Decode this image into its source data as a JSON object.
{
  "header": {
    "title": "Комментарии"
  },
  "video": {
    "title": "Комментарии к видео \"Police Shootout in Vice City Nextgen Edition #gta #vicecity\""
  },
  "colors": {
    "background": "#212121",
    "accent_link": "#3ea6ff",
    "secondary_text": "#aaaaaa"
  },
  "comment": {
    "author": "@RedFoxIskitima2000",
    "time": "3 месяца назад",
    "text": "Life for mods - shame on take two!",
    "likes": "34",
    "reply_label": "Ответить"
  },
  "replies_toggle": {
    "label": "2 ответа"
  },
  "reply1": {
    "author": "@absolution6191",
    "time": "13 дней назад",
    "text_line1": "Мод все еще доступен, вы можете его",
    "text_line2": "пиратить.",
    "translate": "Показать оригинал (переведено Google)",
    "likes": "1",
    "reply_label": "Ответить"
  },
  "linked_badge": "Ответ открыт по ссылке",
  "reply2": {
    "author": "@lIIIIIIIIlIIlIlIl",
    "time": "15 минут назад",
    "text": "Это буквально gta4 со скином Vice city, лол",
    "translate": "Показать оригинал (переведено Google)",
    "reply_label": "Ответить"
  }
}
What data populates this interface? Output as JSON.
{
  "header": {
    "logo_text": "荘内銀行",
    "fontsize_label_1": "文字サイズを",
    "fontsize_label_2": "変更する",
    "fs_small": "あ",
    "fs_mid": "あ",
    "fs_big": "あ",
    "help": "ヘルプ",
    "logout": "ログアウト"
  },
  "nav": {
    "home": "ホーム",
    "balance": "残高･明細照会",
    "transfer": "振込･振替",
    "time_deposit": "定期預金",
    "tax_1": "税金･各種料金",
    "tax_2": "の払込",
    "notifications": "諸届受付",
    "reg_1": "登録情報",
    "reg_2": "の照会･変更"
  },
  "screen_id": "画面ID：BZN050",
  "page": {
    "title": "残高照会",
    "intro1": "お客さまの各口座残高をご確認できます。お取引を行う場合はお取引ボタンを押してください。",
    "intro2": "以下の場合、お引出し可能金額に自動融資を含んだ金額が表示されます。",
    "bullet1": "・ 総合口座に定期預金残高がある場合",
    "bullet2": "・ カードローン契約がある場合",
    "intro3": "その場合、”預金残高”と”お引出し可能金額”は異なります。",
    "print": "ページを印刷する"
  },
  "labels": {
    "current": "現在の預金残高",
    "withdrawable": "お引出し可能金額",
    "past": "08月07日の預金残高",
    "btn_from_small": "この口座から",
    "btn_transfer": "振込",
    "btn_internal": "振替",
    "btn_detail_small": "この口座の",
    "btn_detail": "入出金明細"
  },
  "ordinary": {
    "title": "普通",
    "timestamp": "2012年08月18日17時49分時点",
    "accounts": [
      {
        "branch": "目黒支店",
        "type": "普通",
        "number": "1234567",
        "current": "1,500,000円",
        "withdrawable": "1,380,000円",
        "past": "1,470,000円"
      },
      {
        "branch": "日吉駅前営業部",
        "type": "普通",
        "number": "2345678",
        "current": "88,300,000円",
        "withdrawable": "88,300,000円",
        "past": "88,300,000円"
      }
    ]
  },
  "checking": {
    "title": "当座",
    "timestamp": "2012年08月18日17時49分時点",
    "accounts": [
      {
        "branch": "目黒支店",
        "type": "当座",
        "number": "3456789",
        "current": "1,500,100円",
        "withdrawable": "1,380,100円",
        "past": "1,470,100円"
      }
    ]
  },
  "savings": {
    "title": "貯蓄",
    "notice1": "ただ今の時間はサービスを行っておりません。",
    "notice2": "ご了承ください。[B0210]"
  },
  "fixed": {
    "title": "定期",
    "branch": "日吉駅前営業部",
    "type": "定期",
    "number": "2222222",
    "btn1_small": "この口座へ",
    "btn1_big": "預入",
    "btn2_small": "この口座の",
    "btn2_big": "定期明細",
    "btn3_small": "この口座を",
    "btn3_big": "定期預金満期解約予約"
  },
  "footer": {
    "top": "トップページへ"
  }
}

━━━━━━━━━━━━━━━━━━━━━━━━━━━━━━

Each line of the material above must be retyped precisely.

- **RESULT**
Decode this image into its source data as a JSON object.
{
  "header": {
    "title": "Комментарии"
  },
  "video": {
    "title": "Комментарии к видео \"Police Shootout in Vice City Nextgen Edition #gta #vicecity\""
  },
  "colors": {
    "background": "#212121",
    "accent_link": "#3ea6ff",
    "secondary_text": "#aaaaaa"
  },
  "comment": {
    "author": "@RedFoxIskitima2000",
    "time": "3 месяца назад",
    "text": "Life for mods - shame on take two!",
    "likes": "34",
    "reply_label": "Ответить"
  },
  "replies_toggle": {
    "label": "2 ответа"
  },
  "reply1": {
    "author": "@absolution6191",
    "time": "13 дней назад",
    "text_line1": "Мод все еще доступен, вы можете его",
    "text_line2": "пиратить.",
    "translate": "Показать оригинал (переведено Google)",
    "likes": "1",
    "reply_label": "Ответить"
  },
  "linked_badge": "Ответ открыт по ссылке",
  "reply2": {
    "author": "@lIIIIIIIIlIIlIlIl",
    "time": "15 минут назад",
    "text": "Это буквально gta4 со скином Vice city, лол",
    "translate": "Показать оригинал (переведено Google)",
    "reply_label": "Ответить"
  }
}
What data populates this interface? Output as JSON.
{
  "header": {
    "logo_text": "荘内銀行",
    "fontsize_label_1": "文字サイズを",
    "fontsize_label_2": "変更する",
    "fs_small": "あ",
    "fs_mid": "あ",
    "fs_big": "あ",
    "help": "ヘルプ",
    "logout": "ログアウト"
  },
  "nav": {
    "home": "ホーム",
    "balance": "残高･明細照会",
    "transfer": "振込･振替",
    "time_deposit": "定期預金",
    "tax_1": "税金･各種料金",
    "tax_2": "の払込",
    "notifications": "諸届受付",
    "reg_1": "登録情報",
    "reg_2": "の照会･変更"
  },
  "screen_id": "画面ID：BZN050",
  "page": {
    "title": "残高照会",
    "intro1": "お客さまの各口座残高をご確認できます。お取引を行う場合はお取引ボタンを押してください。",
    "intro2": "以下の場合、お引出し可能金額に自動融資を含んだ金額が表示されます。",
    "bullet1": "・ 総合口座に定期預金残高がある場合",
    "bullet2": "・ カードローン契約がある場合",
    "intro3": "その場合、”預金残高”と”お引出し可能金額”は異なります。",
    "print": "ページを印刷する"
  },
  "labels": {
    "current": "現在の預金残高",
    "withdrawable": "お引出し可能金額",
    "past": "08月07日の預金残高",
    "btn_from_small": "この口座から",
    "btn_transfer": "振込",
    "btn_internal": "振替",
    "btn_detail_small": "この口座の",
    "btn_detail": "入出金明細"
  },
  "ordinary": {
    "title": "普通",
    "timestamp": "2012年08月18日17時49分時点",
    "accounts": [
      {
        "branch": "目黒支店",
        "type": "普通",
        "number": "1234567",
        "current": "1,500,000円",
        "withdrawable": "1,380,000円",
        "past": "1,470,000円"
      },
      {
        "branch": "日吉駅前営業部",
        "type": "普通",
        "number": "2345678",
        "current": "88,300,000円",
        "withdrawable": "88,300,000円",
        "past": "88,300,000円"
      }
    ]
  },
  "checking": {
    "title": "当座",
    "timestamp": "2012年08月18日17時49分時点",
    "accounts": [
      {
        "branch": "目黒支店",
        "type": "当座",
        "number": "3456789",
        "current": "1,500,100円",
        "withdrawable": "1,380,100円",
        "past": "1,470,100円"
      }
    ]
  },
  "savings": {
    "title": "貯蓄",
    "notice1": "ただ今の時間はサービスを行っておりません。",
    "notice2": "ご了承ください。[B0210]"
  },
  "fixed": {
    "title": "定期",
    "branch": "日吉駅前営業部",
    "type": "定期",
    "number": "2222222",
    "btn1_small": "この口座へ",
    "btn1_big": "預入",
    "btn2_small": "この口座の",
    "btn2_big": "定期明細",
    "btn3_small": "この口座を",
    "btn3_big": "定期預金満期解約予約"
  },
  "footer": {
    "top": "トップページへ"
  }
}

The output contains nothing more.